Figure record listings
┏━━
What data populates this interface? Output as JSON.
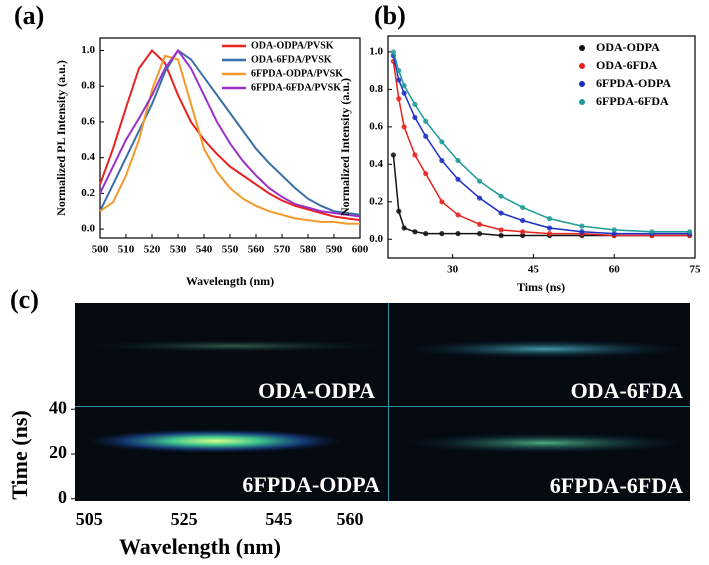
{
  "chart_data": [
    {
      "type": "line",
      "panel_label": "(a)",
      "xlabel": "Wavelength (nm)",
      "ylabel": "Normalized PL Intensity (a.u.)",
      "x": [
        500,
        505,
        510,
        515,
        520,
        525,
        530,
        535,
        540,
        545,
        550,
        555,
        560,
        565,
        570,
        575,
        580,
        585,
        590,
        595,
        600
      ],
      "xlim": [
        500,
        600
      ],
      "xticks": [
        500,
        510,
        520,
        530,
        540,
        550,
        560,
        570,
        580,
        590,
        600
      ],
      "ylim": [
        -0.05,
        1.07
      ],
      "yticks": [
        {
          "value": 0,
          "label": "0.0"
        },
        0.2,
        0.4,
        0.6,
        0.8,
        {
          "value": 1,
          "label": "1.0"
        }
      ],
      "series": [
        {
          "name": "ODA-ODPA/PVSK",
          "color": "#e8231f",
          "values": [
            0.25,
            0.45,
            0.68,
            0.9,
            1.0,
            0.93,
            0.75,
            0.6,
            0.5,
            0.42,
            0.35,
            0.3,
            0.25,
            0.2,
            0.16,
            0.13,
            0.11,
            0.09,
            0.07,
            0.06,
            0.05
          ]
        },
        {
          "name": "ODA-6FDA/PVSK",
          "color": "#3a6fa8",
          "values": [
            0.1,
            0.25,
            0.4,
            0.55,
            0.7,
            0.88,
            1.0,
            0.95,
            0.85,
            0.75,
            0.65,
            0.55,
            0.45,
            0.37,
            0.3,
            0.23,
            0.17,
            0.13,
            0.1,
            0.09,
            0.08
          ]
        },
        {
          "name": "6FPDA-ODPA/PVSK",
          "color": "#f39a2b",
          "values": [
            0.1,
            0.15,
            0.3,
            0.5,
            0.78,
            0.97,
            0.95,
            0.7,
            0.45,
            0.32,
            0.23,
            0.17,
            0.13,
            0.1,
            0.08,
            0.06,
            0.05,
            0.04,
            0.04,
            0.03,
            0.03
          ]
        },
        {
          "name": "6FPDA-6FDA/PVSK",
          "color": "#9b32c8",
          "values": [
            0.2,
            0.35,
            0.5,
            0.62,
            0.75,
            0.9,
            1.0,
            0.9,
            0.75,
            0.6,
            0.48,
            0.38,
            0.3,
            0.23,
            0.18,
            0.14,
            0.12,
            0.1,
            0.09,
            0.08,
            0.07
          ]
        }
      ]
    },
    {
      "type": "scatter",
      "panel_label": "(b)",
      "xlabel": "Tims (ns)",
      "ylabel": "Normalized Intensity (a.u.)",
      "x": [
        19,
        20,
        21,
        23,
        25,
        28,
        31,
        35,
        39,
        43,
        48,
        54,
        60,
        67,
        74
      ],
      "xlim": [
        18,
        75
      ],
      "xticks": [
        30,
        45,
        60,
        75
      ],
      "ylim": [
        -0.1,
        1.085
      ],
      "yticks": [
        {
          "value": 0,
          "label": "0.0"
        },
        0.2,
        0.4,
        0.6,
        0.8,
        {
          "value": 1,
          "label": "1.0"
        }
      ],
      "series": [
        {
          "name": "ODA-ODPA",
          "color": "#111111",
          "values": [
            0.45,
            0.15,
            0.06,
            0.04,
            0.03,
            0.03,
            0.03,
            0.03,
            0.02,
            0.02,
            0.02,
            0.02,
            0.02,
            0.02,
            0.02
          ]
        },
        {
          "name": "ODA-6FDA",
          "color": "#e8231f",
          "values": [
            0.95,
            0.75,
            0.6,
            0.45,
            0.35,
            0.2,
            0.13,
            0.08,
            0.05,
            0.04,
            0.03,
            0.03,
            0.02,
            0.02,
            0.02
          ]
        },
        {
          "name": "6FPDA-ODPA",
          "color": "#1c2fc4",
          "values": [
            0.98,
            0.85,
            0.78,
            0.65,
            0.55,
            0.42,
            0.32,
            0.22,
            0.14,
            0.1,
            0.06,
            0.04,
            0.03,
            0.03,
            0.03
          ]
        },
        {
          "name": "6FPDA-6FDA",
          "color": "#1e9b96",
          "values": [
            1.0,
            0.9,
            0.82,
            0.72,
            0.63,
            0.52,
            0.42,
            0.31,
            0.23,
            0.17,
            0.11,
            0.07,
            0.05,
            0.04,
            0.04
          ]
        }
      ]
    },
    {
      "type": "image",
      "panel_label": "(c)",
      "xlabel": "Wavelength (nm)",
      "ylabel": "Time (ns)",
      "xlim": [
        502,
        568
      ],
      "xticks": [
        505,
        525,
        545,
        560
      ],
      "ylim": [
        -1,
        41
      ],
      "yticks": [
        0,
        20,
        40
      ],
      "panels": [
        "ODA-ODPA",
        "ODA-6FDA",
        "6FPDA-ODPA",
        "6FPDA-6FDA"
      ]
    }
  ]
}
┗━━
PROMPT
Check the data for the word "Intensity" and pull out the lines that have it.

CORRECT OUTPUT
      "ylabel": "Normalized PL Intensity (a.u.)",
      "ylabel": "Normalized Intensity (a.u.)",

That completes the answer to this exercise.